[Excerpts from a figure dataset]
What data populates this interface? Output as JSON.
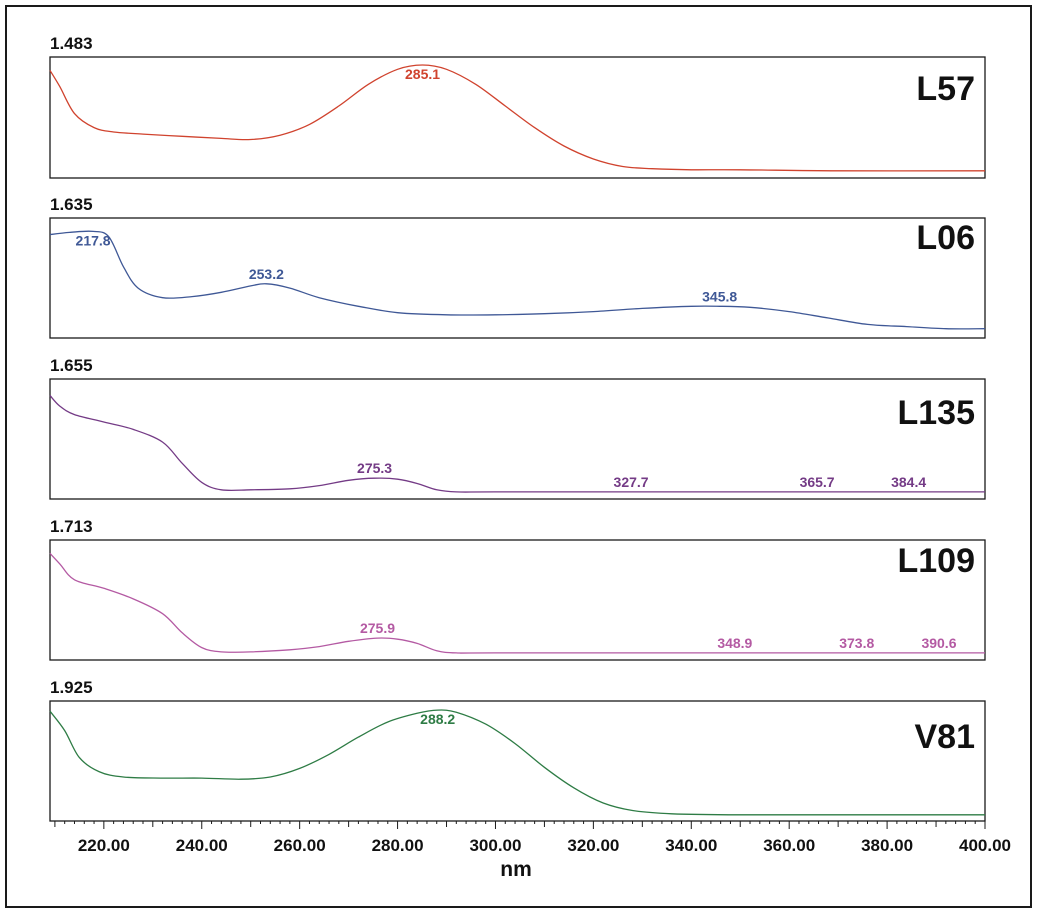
{
  "chart_data": {
    "type": "line",
    "xlabel": "nm",
    "xlim": [
      209,
      400
    ],
    "x_ticks": [
      "220.00",
      "240.00",
      "260.00",
      "280.00",
      "300.00",
      "320.00",
      "340.00",
      "360.00",
      "380.00",
      "400.00"
    ],
    "panels": [
      {
        "name": "L57",
        "ymax_label": "1.483",
        "color": "#d0432e",
        "peaks": [
          {
            "x": 285.1,
            "label": "285.1"
          }
        ],
        "points": [
          [
            209,
            0.95
          ],
          [
            211,
            0.8
          ],
          [
            214,
            0.55
          ],
          [
            218,
            0.42
          ],
          [
            222,
            0.38
          ],
          [
            228,
            0.36
          ],
          [
            236,
            0.34
          ],
          [
            244,
            0.32
          ],
          [
            250,
            0.31
          ],
          [
            256,
            0.35
          ],
          [
            262,
            0.45
          ],
          [
            268,
            0.62
          ],
          [
            274,
            0.82
          ],
          [
            280,
            0.96
          ],
          [
            285.1,
            1.0
          ],
          [
            290,
            0.96
          ],
          [
            296,
            0.82
          ],
          [
            302,
            0.62
          ],
          [
            308,
            0.42
          ],
          [
            314,
            0.25
          ],
          [
            320,
            0.13
          ],
          [
            326,
            0.06
          ],
          [
            332,
            0.04
          ],
          [
            340,
            0.03
          ],
          [
            350,
            0.03
          ],
          [
            370,
            0.02
          ],
          [
            400,
            0.02
          ]
        ]
      },
      {
        "name": "L06",
        "ymax_label": "1.635",
        "color": "#3f5896",
        "peaks": [
          {
            "x": 217.8,
            "label": "217.8"
          },
          {
            "x": 253.2,
            "label": "253.2"
          },
          {
            "x": 345.8,
            "label": "345.8"
          }
        ],
        "points": [
          [
            209,
            0.92
          ],
          [
            213,
            0.94
          ],
          [
            217.8,
            0.95
          ],
          [
            221,
            0.9
          ],
          [
            224,
            0.62
          ],
          [
            227,
            0.42
          ],
          [
            232,
            0.33
          ],
          [
            238,
            0.34
          ],
          [
            244,
            0.38
          ],
          [
            250,
            0.44
          ],
          [
            253.2,
            0.46
          ],
          [
            258,
            0.42
          ],
          [
            264,
            0.33
          ],
          [
            272,
            0.25
          ],
          [
            280,
            0.19
          ],
          [
            290,
            0.17
          ],
          [
            300,
            0.17
          ],
          [
            310,
            0.18
          ],
          [
            320,
            0.2
          ],
          [
            330,
            0.23
          ],
          [
            340,
            0.25
          ],
          [
            345.8,
            0.25
          ],
          [
            352,
            0.24
          ],
          [
            360,
            0.2
          ],
          [
            368,
            0.14
          ],
          [
            376,
            0.08
          ],
          [
            384,
            0.06
          ],
          [
            392,
            0.04
          ],
          [
            400,
            0.04
          ]
        ]
      },
      {
        "name": "L135",
        "ymax_label": "1.655",
        "color": "#743b86",
        "peaks": [
          {
            "x": 275.3,
            "label": "275.3"
          },
          {
            "x": 327.7,
            "label": "327.7"
          },
          {
            "x": 365.7,
            "label": "365.7"
          },
          {
            "x": 384.4,
            "label": "384.4"
          }
        ],
        "points": [
          [
            209,
            0.92
          ],
          [
            211,
            0.82
          ],
          [
            214,
            0.74
          ],
          [
            220,
            0.67
          ],
          [
            226,
            0.6
          ],
          [
            232,
            0.48
          ],
          [
            236,
            0.28
          ],
          [
            240,
            0.1
          ],
          [
            244,
            0.03
          ],
          [
            250,
            0.03
          ],
          [
            258,
            0.04
          ],
          [
            264,
            0.07
          ],
          [
            270,
            0.12
          ],
          [
            275.3,
            0.14
          ],
          [
            280,
            0.13
          ],
          [
            284,
            0.09
          ],
          [
            288,
            0.03
          ],
          [
            292,
            0.01
          ],
          [
            300,
            0.01
          ],
          [
            327.7,
            0.01
          ],
          [
            365.7,
            0.01
          ],
          [
            384.4,
            0.01
          ],
          [
            400,
            0.01
          ]
        ]
      },
      {
        "name": "L109",
        "ymax_label": "1.713",
        "color": "#b45aa3",
        "peaks": [
          {
            "x": 275.9,
            "label": "275.9"
          },
          {
            "x": 348.9,
            "label": "348.9"
          },
          {
            "x": 373.8,
            "label": "373.8"
          },
          {
            "x": 390.6,
            "label": "390.6"
          }
        ],
        "points": [
          [
            209,
            0.95
          ],
          [
            211,
            0.85
          ],
          [
            214,
            0.7
          ],
          [
            220,
            0.62
          ],
          [
            226,
            0.52
          ],
          [
            232,
            0.38
          ],
          [
            236,
            0.2
          ],
          [
            240,
            0.06
          ],
          [
            244,
            0.02
          ],
          [
            250,
            0.02
          ],
          [
            258,
            0.04
          ],
          [
            264,
            0.07
          ],
          [
            270,
            0.12
          ],
          [
            275.9,
            0.15
          ],
          [
            280,
            0.14
          ],
          [
            284,
            0.1
          ],
          [
            288,
            0.03
          ],
          [
            292,
            0.01
          ],
          [
            300,
            0.01
          ],
          [
            348.9,
            0.01
          ],
          [
            373.8,
            0.01
          ],
          [
            390.6,
            0.01
          ],
          [
            400,
            0.01
          ]
        ]
      },
      {
        "name": "V81",
        "ymax_label": "1.925",
        "color": "#2e7c45",
        "peaks": [
          {
            "x": 288.2,
            "label": "288.2"
          }
        ],
        "points": [
          [
            209,
            0.98
          ],
          [
            212,
            0.8
          ],
          [
            215,
            0.55
          ],
          [
            219,
            0.42
          ],
          [
            224,
            0.37
          ],
          [
            232,
            0.36
          ],
          [
            240,
            0.36
          ],
          [
            248,
            0.35
          ],
          [
            254,
            0.37
          ],
          [
            260,
            0.45
          ],
          [
            266,
            0.58
          ],
          [
            272,
            0.74
          ],
          [
            278,
            0.88
          ],
          [
            284,
            0.96
          ],
          [
            288.2,
            0.99
          ],
          [
            292,
            0.97
          ],
          [
            298,
            0.86
          ],
          [
            304,
            0.68
          ],
          [
            310,
            0.46
          ],
          [
            316,
            0.27
          ],
          [
            322,
            0.13
          ],
          [
            328,
            0.06
          ],
          [
            336,
            0.03
          ],
          [
            350,
            0.02
          ],
          [
            370,
            0.02
          ],
          [
            400,
            0.02
          ]
        ]
      }
    ]
  }
}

* The task:
Drop the images and repeat the data exactly.

* Final result:
What data populates this interface? Output as JSON.
{
  "chart_data": {
    "type": "line",
    "xlabel": "nm",
    "xlim": [
      209,
      400
    ],
    "x_ticks": [
      "220.00",
      "240.00",
      "260.00",
      "280.00",
      "300.00",
      "320.00",
      "340.00",
      "360.00",
      "380.00",
      "400.00"
    ],
    "panels": [
      {
        "name": "L57",
        "ymax_label": "1.483",
        "color": "#d0432e",
        "peaks": [
          {
            "x": 285.1,
            "label": "285.1"
          }
        ],
        "points": [
          [
            209,
            0.95
          ],
          [
            211,
            0.8
          ],
          [
            214,
            0.55
          ],
          [
            218,
            0.42
          ],
          [
            222,
            0.38
          ],
          [
            228,
            0.36
          ],
          [
            236,
            0.34
          ],
          [
            244,
            0.32
          ],
          [
            250,
            0.31
          ],
          [
            256,
            0.35
          ],
          [
            262,
            0.45
          ],
          [
            268,
            0.62
          ],
          [
            274,
            0.82
          ],
          [
            280,
            0.96
          ],
          [
            285.1,
            1.0
          ],
          [
            290,
            0.96
          ],
          [
            296,
            0.82
          ],
          [
            302,
            0.62
          ],
          [
            308,
            0.42
          ],
          [
            314,
            0.25
          ],
          [
            320,
            0.13
          ],
          [
            326,
            0.06
          ],
          [
            332,
            0.04
          ],
          [
            340,
            0.03
          ],
          [
            350,
            0.03
          ],
          [
            370,
            0.02
          ],
          [
            400,
            0.02
          ]
        ]
      },
      {
        "name": "L06",
        "ymax_label": "1.635",
        "color": "#3f5896",
        "peaks": [
          {
            "x": 217.8,
            "label": "217.8"
          },
          {
            "x": 253.2,
            "label": "253.2"
          },
          {
            "x": 345.8,
            "label": "345.8"
          }
        ],
        "points": [
          [
            209,
            0.92
          ],
          [
            213,
            0.94
          ],
          [
            217.8,
            0.95
          ],
          [
            221,
            0.9
          ],
          [
            224,
            0.62
          ],
          [
            227,
            0.42
          ],
          [
            232,
            0.33
          ],
          [
            238,
            0.34
          ],
          [
            244,
            0.38
          ],
          [
            250,
            0.44
          ],
          [
            253.2,
            0.46
          ],
          [
            258,
            0.42
          ],
          [
            264,
            0.33
          ],
          [
            272,
            0.25
          ],
          [
            280,
            0.19
          ],
          [
            290,
            0.17
          ],
          [
            300,
            0.17
          ],
          [
            310,
            0.18
          ],
          [
            320,
            0.2
          ],
          [
            330,
            0.23
          ],
          [
            340,
            0.25
          ],
          [
            345.8,
            0.25
          ],
          [
            352,
            0.24
          ],
          [
            360,
            0.2
          ],
          [
            368,
            0.14
          ],
          [
            376,
            0.08
          ],
          [
            384,
            0.06
          ],
          [
            392,
            0.04
          ],
          [
            400,
            0.04
          ]
        ]
      },
      {
        "name": "L135",
        "ymax_label": "1.655",
        "color": "#743b86",
        "peaks": [
          {
            "x": 275.3,
            "label": "275.3"
          },
          {
            "x": 327.7,
            "label": "327.7"
          },
          {
            "x": 365.7,
            "label": "365.7"
          },
          {
            "x": 384.4,
            "label": "384.4"
          }
        ],
        "points": [
          [
            209,
            0.92
          ],
          [
            211,
            0.82
          ],
          [
            214,
            0.74
          ],
          [
            220,
            0.67
          ],
          [
            226,
            0.6
          ],
          [
            232,
            0.48
          ],
          [
            236,
            0.28
          ],
          [
            240,
            0.1
          ],
          [
            244,
            0.03
          ],
          [
            250,
            0.03
          ],
          [
            258,
            0.04
          ],
          [
            264,
            0.07
          ],
          [
            270,
            0.12
          ],
          [
            275.3,
            0.14
          ],
          [
            280,
            0.13
          ],
          [
            284,
            0.09
          ],
          [
            288,
            0.03
          ],
          [
            292,
            0.01
          ],
          [
            300,
            0.01
          ],
          [
            327.7,
            0.01
          ],
          [
            365.7,
            0.01
          ],
          [
            384.4,
            0.01
          ],
          [
            400,
            0.01
          ]
        ]
      },
      {
        "name": "L109",
        "ymax_label": "1.713",
        "color": "#b45aa3",
        "peaks": [
          {
            "x": 275.9,
            "label": "275.9"
          },
          {
            "x": 348.9,
            "label": "348.9"
          },
          {
            "x": 373.8,
            "label": "373.8"
          },
          {
            "x": 390.6,
            "label": "390.6"
          }
        ],
        "points": [
          [
            209,
            0.95
          ],
          [
            211,
            0.85
          ],
          [
            214,
            0.7
          ],
          [
            220,
            0.62
          ],
          [
            226,
            0.52
          ],
          [
            232,
            0.38
          ],
          [
            236,
            0.2
          ],
          [
            240,
            0.06
          ],
          [
            244,
            0.02
          ],
          [
            250,
            0.02
          ],
          [
            258,
            0.04
          ],
          [
            264,
            0.07
          ],
          [
            270,
            0.12
          ],
          [
            275.9,
            0.15
          ],
          [
            280,
            0.14
          ],
          [
            284,
            0.1
          ],
          [
            288,
            0.03
          ],
          [
            292,
            0.01
          ],
          [
            300,
            0.01
          ],
          [
            348.9,
            0.01
          ],
          [
            373.8,
            0.01
          ],
          [
            390.6,
            0.01
          ],
          [
            400,
            0.01
          ]
        ]
      },
      {
        "name": "V81",
        "ymax_label": "1.925",
        "color": "#2e7c45",
        "peaks": [
          {
            "x": 288.2,
            "label": "288.2"
          }
        ],
        "points": [
          [
            209,
            0.98
          ],
          [
            212,
            0.8
          ],
          [
            215,
            0.55
          ],
          [
            219,
            0.42
          ],
          [
            224,
            0.37
          ],
          [
            232,
            0.36
          ],
          [
            240,
            0.36
          ],
          [
            248,
            0.35
          ],
          [
            254,
            0.37
          ],
          [
            260,
            0.45
          ],
          [
            266,
            0.58
          ],
          [
            272,
            0.74
          ],
          [
            278,
            0.88
          ],
          [
            284,
            0.96
          ],
          [
            288.2,
            0.99
          ],
          [
            292,
            0.97
          ],
          [
            298,
            0.86
          ],
          [
            304,
            0.68
          ],
          [
            310,
            0.46
          ],
          [
            316,
            0.27
          ],
          [
            322,
            0.13
          ],
          [
            328,
            0.06
          ],
          [
            336,
            0.03
          ],
          [
            350,
            0.02
          ],
          [
            370,
            0.02
          ],
          [
            400,
            0.02
          ]
        ]
      }
    ]
  }
}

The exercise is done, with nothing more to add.